Structured figure records
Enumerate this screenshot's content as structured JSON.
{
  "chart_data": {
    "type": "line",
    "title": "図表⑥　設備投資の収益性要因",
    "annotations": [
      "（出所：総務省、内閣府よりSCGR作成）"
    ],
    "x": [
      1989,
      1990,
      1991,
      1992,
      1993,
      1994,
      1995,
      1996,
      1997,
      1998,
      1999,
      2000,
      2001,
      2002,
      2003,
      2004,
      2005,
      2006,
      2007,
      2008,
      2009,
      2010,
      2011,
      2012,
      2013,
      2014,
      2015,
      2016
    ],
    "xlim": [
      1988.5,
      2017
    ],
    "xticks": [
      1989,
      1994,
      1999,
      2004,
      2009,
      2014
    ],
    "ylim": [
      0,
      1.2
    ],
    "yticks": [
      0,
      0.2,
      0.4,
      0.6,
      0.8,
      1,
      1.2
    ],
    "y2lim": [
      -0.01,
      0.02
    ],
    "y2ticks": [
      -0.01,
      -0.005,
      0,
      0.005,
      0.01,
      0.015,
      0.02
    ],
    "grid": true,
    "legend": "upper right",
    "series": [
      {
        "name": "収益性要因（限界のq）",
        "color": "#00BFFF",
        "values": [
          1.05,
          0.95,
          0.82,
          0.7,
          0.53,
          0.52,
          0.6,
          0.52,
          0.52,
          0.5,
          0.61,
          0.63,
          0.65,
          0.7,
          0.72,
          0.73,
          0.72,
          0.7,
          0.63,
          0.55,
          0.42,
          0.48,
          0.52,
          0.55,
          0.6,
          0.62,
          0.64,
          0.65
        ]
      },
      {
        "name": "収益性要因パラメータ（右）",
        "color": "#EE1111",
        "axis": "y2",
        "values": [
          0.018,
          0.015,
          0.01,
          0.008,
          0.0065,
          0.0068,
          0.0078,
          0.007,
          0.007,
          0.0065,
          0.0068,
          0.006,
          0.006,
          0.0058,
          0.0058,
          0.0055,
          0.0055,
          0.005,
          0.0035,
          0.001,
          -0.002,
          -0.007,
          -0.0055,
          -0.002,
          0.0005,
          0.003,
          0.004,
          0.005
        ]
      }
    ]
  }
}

---

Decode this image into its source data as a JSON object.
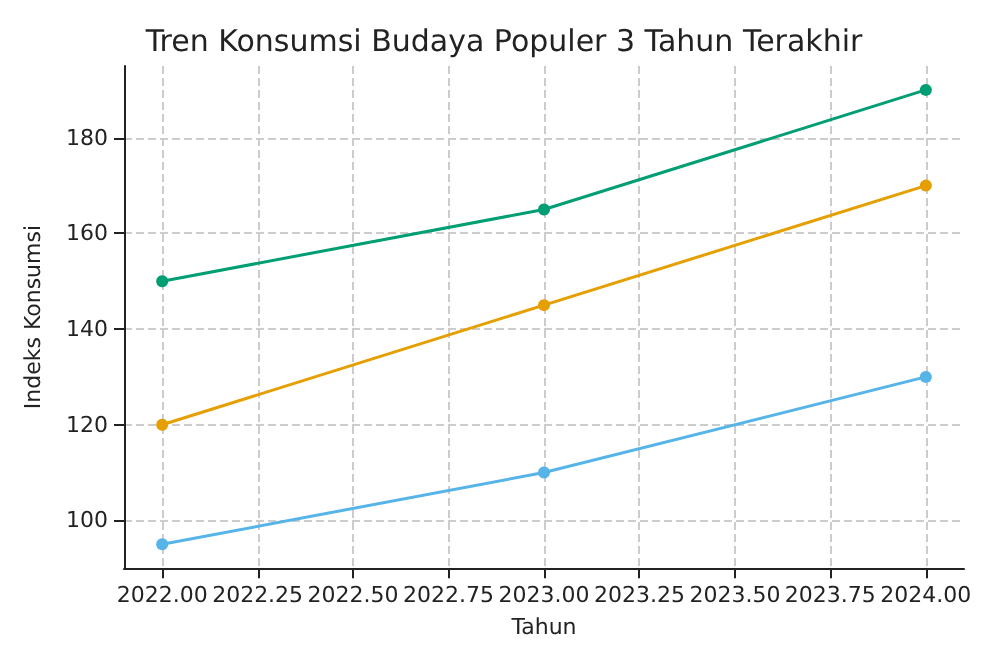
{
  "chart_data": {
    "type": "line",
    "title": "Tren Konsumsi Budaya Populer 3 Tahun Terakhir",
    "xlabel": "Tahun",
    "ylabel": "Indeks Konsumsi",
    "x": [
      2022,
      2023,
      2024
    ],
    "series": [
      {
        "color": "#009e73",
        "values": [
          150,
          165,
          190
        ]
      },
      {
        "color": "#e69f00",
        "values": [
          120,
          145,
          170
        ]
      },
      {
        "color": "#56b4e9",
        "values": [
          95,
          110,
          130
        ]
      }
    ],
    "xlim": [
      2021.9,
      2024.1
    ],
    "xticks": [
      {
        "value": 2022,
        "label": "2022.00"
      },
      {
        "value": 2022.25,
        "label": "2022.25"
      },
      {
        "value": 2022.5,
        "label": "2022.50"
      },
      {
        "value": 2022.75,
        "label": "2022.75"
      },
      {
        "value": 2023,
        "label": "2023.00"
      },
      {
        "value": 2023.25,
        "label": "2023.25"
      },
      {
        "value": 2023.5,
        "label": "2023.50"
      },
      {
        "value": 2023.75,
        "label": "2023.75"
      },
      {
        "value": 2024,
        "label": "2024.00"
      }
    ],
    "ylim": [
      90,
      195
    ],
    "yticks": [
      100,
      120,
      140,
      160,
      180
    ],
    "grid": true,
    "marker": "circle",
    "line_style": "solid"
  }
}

==

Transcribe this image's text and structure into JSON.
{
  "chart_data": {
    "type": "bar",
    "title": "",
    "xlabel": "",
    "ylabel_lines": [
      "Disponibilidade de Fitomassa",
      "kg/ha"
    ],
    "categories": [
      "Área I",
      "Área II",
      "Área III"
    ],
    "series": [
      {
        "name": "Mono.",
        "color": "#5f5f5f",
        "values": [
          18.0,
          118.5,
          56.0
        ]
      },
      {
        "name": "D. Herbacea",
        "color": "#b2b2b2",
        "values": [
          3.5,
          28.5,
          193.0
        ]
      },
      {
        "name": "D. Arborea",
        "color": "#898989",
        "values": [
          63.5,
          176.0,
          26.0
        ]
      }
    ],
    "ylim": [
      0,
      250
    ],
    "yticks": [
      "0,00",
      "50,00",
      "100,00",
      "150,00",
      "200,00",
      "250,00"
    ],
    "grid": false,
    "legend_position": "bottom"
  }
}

-- Task --
Using the entries above, find all lines with "Tahun". Copy them.

-- Result of the exercise --
    "title": "Tren Konsumsi Budaya Populer 3 Tahun Terakhir",
    "xlabel": "Tahun",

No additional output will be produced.